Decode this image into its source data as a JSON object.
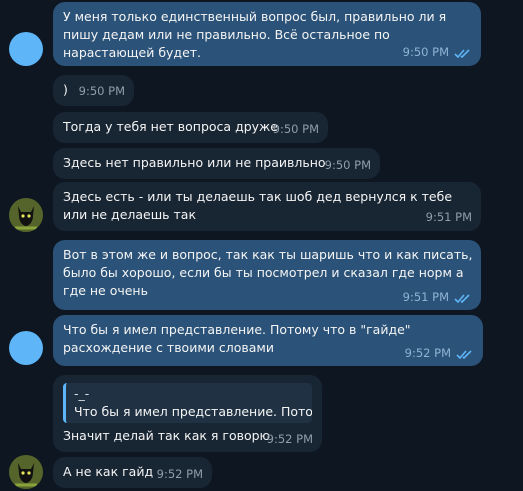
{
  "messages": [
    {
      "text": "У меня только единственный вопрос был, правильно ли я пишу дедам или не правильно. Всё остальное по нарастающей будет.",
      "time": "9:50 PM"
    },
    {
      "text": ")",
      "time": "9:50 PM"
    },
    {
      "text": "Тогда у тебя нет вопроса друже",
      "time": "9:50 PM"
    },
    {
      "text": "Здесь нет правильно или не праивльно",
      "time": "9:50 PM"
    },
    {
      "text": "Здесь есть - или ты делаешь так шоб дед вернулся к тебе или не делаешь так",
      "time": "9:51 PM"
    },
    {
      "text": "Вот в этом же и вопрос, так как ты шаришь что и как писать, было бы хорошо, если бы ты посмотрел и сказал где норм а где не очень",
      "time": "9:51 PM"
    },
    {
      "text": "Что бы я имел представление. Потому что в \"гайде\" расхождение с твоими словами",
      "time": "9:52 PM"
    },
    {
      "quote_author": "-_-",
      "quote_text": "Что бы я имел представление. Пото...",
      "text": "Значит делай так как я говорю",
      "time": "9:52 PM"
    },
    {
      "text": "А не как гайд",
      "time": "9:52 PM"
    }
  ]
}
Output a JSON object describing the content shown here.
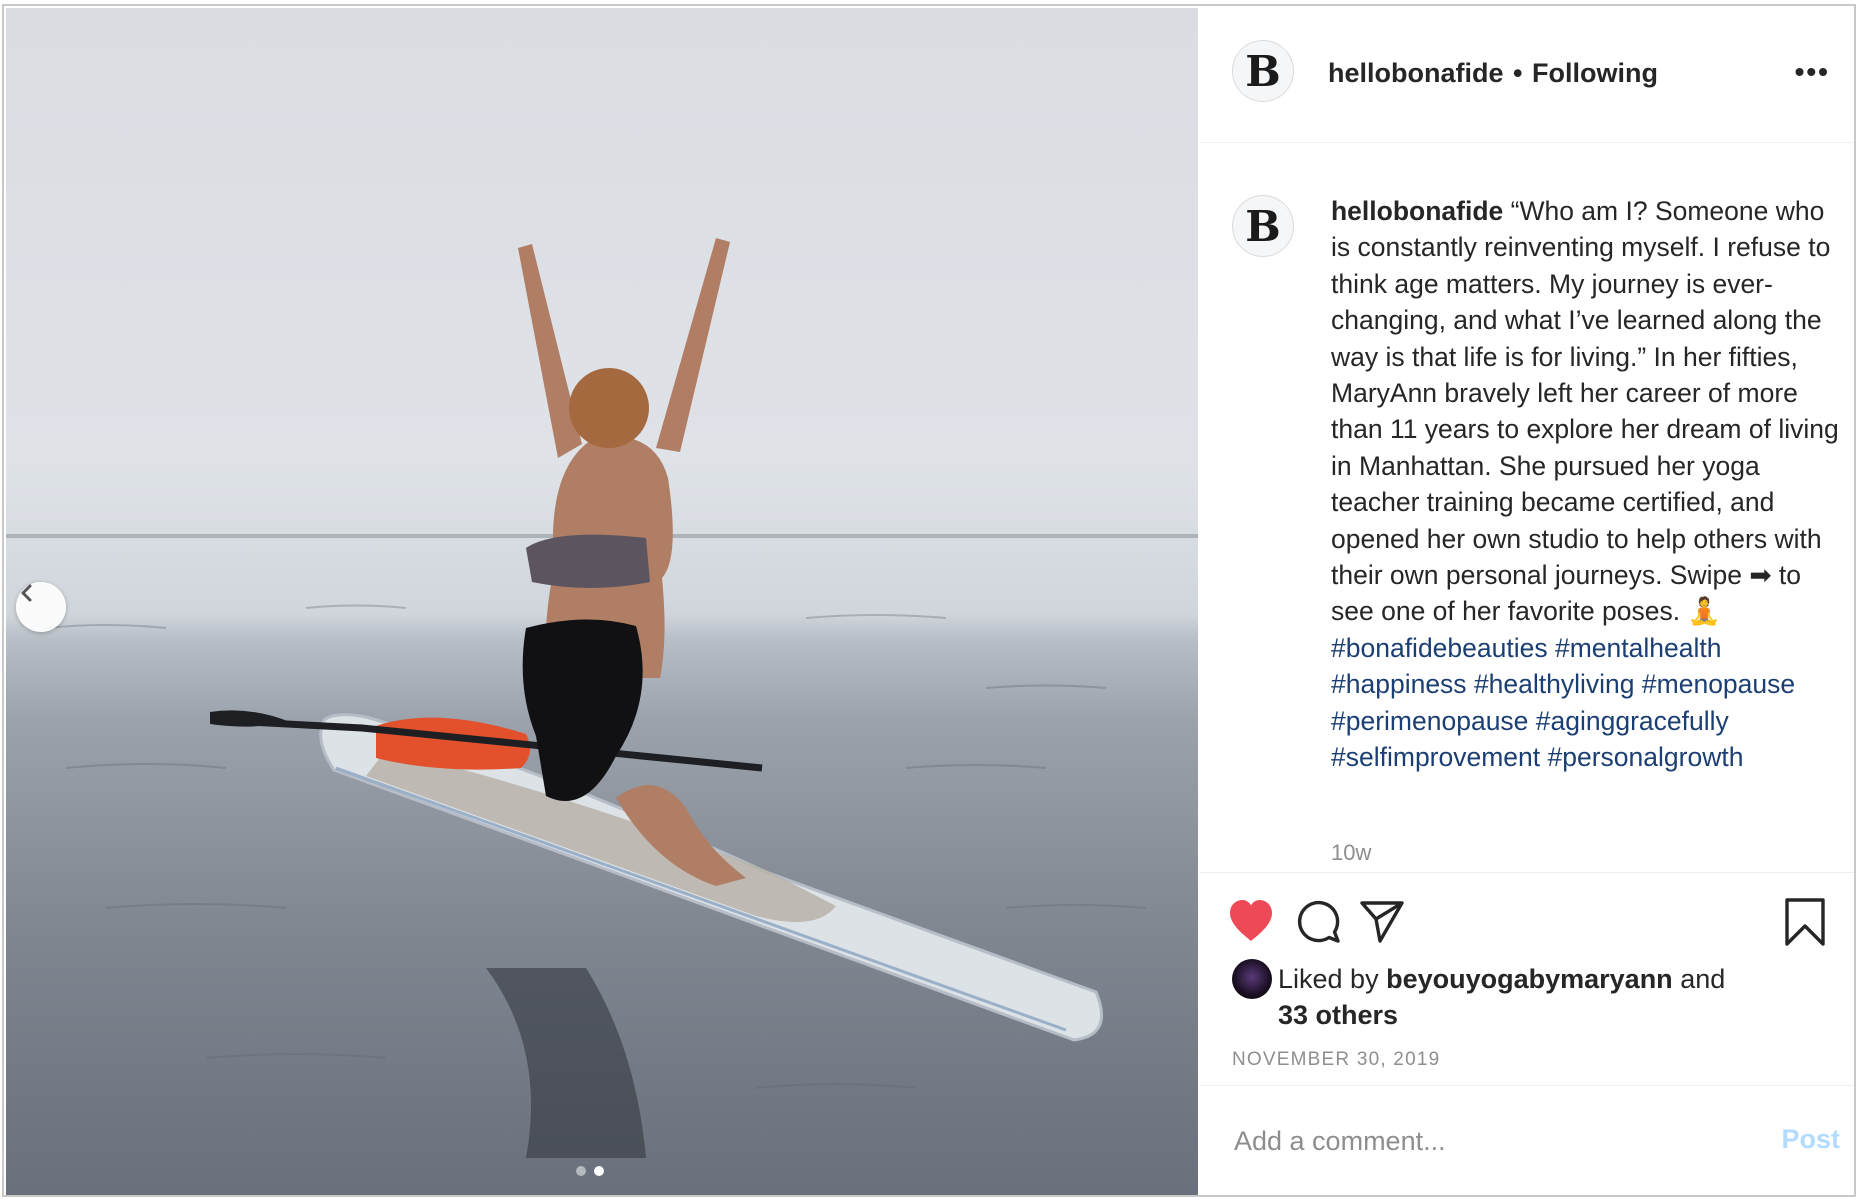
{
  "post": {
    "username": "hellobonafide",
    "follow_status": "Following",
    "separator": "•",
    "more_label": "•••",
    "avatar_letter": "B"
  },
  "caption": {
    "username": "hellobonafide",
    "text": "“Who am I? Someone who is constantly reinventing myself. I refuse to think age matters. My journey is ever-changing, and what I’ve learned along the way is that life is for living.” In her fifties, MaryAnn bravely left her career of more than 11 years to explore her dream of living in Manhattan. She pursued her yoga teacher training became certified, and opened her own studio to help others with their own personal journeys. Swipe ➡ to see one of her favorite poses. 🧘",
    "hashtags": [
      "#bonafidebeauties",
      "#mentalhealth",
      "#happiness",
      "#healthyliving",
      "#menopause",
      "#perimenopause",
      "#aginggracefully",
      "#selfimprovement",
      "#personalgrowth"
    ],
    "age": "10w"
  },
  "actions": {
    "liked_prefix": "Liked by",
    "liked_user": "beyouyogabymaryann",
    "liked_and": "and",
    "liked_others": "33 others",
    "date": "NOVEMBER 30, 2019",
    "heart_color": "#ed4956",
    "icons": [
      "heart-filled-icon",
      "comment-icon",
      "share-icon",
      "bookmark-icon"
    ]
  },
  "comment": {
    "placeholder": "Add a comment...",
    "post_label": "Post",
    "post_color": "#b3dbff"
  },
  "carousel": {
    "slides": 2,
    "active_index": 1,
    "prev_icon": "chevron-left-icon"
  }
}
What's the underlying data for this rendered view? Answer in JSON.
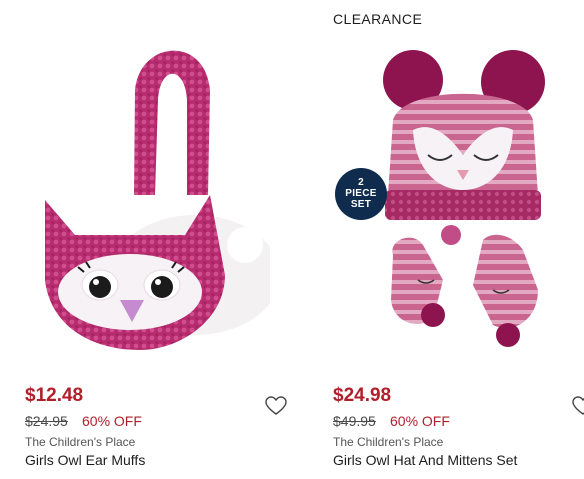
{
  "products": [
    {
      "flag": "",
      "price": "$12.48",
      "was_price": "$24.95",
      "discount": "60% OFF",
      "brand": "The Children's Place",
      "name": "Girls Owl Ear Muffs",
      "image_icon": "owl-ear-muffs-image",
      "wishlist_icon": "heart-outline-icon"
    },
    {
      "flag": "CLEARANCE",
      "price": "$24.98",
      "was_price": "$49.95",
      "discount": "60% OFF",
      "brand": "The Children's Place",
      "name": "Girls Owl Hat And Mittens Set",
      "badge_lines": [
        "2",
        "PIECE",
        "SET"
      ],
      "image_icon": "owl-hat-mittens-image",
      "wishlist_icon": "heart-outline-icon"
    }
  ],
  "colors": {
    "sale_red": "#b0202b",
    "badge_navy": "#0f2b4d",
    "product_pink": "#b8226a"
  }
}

#### SET EXERCISE:
Your task is to return the entries above exactly, with no pictures.

#### ANSWER FOR THE TASK:
Decode this image into its source data as a JSON object.
{
  "messages": [
    {
      "text": "У меня только единственный вопрос был, правильно ли я пишу дедам или не правильно. Всё остальное по нарастающей будет.",
      "time": "9:50 PM"
    },
    {
      "text": ")",
      "time": "9:50 PM"
    },
    {
      "text": "Тогда у тебя нет вопроса друже",
      "time": "9:50 PM"
    },
    {
      "text": "Здесь нет правильно или не праивльно",
      "time": "9:50 PM"
    },
    {
      "text": "Здесь есть - или ты делаешь так шоб дед вернулся к тебе или не делаешь так",
      "time": "9:51 PM"
    },
    {
      "text": "Вот в этом же и вопрос, так как ты шаришь что и как писать, было бы хорошо, если бы ты посмотрел и сказал где норм а где не очень",
      "time": "9:51 PM"
    },
    {
      "text": "Что бы я имел представление. Потому что в \"гайде\" расхождение с твоими словами",
      "time": "9:52 PM"
    },
    {
      "quote_author": "-_-",
      "quote_text": "Что бы я имел представление. Пото...",
      "text": "Значит делай так как я говорю",
      "time": "9:52 PM"
    },
    {
      "text": "А не как гайд",
      "time": "9:52 PM"
    }
  ]
}
Output a JSON object describing the content shown here.
{
  "post": {
    "username": "hellobonafide",
    "follow_status": "Following",
    "separator": "•",
    "more_label": "•••",
    "avatar_letter": "B"
  },
  "caption": {
    "username": "hellobonafide",
    "text": "“Who am I? Someone who is constantly reinventing myself. I refuse to think age matters. My journey is ever-changing, and what I’ve learned along the way is that life is for living.” In her fifties, MaryAnn bravely left her career of more than 11 years to explore her dream of living in Manhattan. She pursued her yoga teacher training became certified, and opened her own studio to help others with their own personal journeys. Swipe ➡ to see one of her favorite poses. 🧘",
    "hashtags": [
      "#bonafidebeauties",
      "#mentalhealth",
      "#happiness",
      "#healthyliving",
      "#menopause",
      "#perimenopause",
      "#aginggracefully",
      "#selfimprovement",
      "#personalgrowth"
    ],
    "age": "10w"
  },
  "actions": {
    "liked_prefix": "Liked by",
    "liked_user": "beyouyogabymaryann",
    "liked_and": "and",
    "liked_others": "33 others",
    "date": "NOVEMBER 30, 2019",
    "heart_color": "#ed4956",
    "icons": [
      "heart-filled-icon",
      "comment-icon",
      "share-icon",
      "bookmark-icon"
    ]
  },
  "comment": {
    "placeholder": "Add a comment...",
    "post_label": "Post",
    "post_color": "#b3dbff"
  },
  "carousel": {
    "slides": 2,
    "active_index": 1,
    "prev_icon": "chevron-left-icon"
  }
}
What's the underlying data for this rendered view? Answer in JSON.
{
  "products": [
    {
      "flag": "",
      "price": "$12.48",
      "was_price": "$24.95",
      "discount": "60% OFF",
      "brand": "The Children's Place",
      "name": "Girls Owl Ear Muffs",
      "image_icon": "owl-ear-muffs-image",
      "wishlist_icon": "heart-outline-icon"
    },
    {
      "flag": "CLEARANCE",
      "price": "$24.98",
      "was_price": "$49.95",
      "discount": "60% OFF",
      "brand": "The Children's Place",
      "name": "Girls Owl Hat And Mittens Set",
      "badge_lines": [
        "2",
        "PIECE",
        "SET"
      ],
      "image_icon": "owl-hat-mittens-image",
      "wishlist_icon": "heart-outline-icon"
    }
  ],
  "colors": {
    "sale_red": "#b0202b",
    "badge_navy": "#0f2b4d",
    "product_pink": "#b8226a"
  }
}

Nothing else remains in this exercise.